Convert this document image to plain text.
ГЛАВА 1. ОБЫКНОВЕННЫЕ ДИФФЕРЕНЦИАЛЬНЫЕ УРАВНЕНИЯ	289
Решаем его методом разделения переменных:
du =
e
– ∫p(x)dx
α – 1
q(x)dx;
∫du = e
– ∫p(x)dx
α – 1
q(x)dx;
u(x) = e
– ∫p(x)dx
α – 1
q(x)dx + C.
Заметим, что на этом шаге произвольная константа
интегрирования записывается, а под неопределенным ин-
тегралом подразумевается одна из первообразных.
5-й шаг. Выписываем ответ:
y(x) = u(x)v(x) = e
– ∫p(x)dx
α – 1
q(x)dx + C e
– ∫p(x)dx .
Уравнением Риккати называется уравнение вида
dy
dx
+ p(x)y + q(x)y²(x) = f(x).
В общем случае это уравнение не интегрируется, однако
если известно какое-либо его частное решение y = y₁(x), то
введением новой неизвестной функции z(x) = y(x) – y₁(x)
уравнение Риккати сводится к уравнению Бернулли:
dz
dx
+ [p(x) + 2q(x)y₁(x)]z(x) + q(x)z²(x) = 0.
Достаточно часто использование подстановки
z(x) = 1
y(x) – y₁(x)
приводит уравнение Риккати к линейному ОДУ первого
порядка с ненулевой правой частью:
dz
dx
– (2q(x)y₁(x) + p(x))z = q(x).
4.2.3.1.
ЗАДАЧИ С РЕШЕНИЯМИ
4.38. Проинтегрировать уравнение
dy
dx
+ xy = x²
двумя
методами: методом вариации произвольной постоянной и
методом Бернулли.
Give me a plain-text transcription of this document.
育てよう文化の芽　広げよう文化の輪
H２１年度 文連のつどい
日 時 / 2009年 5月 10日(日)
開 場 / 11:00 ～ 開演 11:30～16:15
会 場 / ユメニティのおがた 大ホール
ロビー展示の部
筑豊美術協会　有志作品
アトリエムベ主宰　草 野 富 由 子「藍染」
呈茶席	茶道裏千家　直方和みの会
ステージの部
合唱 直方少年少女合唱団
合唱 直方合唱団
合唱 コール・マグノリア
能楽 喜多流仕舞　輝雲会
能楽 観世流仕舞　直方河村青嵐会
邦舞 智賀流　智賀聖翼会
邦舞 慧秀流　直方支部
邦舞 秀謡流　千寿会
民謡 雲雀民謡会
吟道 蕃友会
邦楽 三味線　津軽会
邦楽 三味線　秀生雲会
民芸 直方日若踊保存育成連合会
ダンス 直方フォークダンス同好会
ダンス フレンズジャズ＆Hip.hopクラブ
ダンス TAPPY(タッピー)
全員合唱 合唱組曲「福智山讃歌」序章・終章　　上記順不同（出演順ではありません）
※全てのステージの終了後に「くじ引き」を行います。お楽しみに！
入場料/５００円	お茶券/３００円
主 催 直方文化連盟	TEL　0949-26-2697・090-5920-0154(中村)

> _What the task requires_:
Print all of the entries again, exactly as written.

> _Response to this exercise_:
Convert this document image to plain text.
ГЛАВА 1. ОБЫКНОВЕННЫЕ ДИФФЕРЕНЦИАЛЬНЫЕ УРАВНЕНИЯ	289
Решаем его методом разделения переменных:
du =
e
– ∫p(x)dx
α – 1
q(x)dx;
∫du = e
– ∫p(x)dx
α – 1
q(x)dx;
u(x) = e
– ∫p(x)dx
α – 1
q(x)dx + C.
Заметим, что на этом шаге произвольная константа
интегрирования записывается, а под неопределенным ин-
тегралом подразумевается одна из первообразных.
5-й шаг. Выписываем ответ:
y(x) = u(x)v(x) = e
– ∫p(x)dx
α – 1
q(x)dx + C e
– ∫p(x)dx .
Уравнением Риккати называется уравнение вида
dy
dx
+ p(x)y + q(x)y²(x) = f(x).
В общем случае это уравнение не интегрируется, однако
если известно какое-либо его частное решение y = y₁(x), то
введением новой неизвестной функции z(x) = y(x) – y₁(x)
уравнение Риккати сводится к уравнению Бернулли:
dz
dx
+ [p(x) + 2q(x)y₁(x)]z(x) + q(x)z²(x) = 0.
Достаточно часто использование подстановки
z(x) = 1
y(x) – y₁(x)
приводит уравнение Риккати к линейному ОДУ первого
порядка с ненулевой правой частью:
dz
dx
– (2q(x)y₁(x) + p(x))z = q(x).
4.2.3.1.
ЗАДАЧИ С РЕШЕНИЯМИ
4.38. Проинтегрировать уравнение
dy
dx
+ xy = x²
двумя
методами: методом вариации произвольной постоянной и
методом Бернулли.
Give me a plain-text transcription of this document.
育てよう文化の芽　広げよう文化の輪
H２１年度 文連のつどい
日 時 / 2009年 5月 10日(日)
開 場 / 11:00 ～ 開演 11:30～16:15
会 場 / ユメニティのおがた 大ホール
ロビー展示の部
筑豊美術協会　有志作品
アトリエムベ主宰　草 野 富 由 子「藍染」
呈茶席	茶道裏千家　直方和みの会
ステージの部
合唱 直方少年少女合唱団
合唱 直方合唱団
合唱 コール・マグノリア
能楽 喜多流仕舞　輝雲会
能楽 観世流仕舞　直方河村青嵐会
邦舞 智賀流　智賀聖翼会
邦舞 慧秀流　直方支部
邦舞 秀謡流　千寿会
民謡 雲雀民謡会
吟道 蕃友会
邦楽 三味線　津軽会
邦楽 三味線　秀生雲会
民芸 直方日若踊保存育成連合会
ダンス 直方フォークダンス同好会
ダンス フレンズジャズ＆Hip.hopクラブ
ダンス TAPPY(タッピー)
全員合唱 合唱組曲「福智山讃歌」序章・終章　　上記順不同（出演順ではありません）
※全てのステージの終了後に「くじ引き」を行います。お楽しみに！
入場料/５００円	お茶券/３００円
主 催 直方文化連盟	TEL　0949-26-2697・090-5920-0154(中村)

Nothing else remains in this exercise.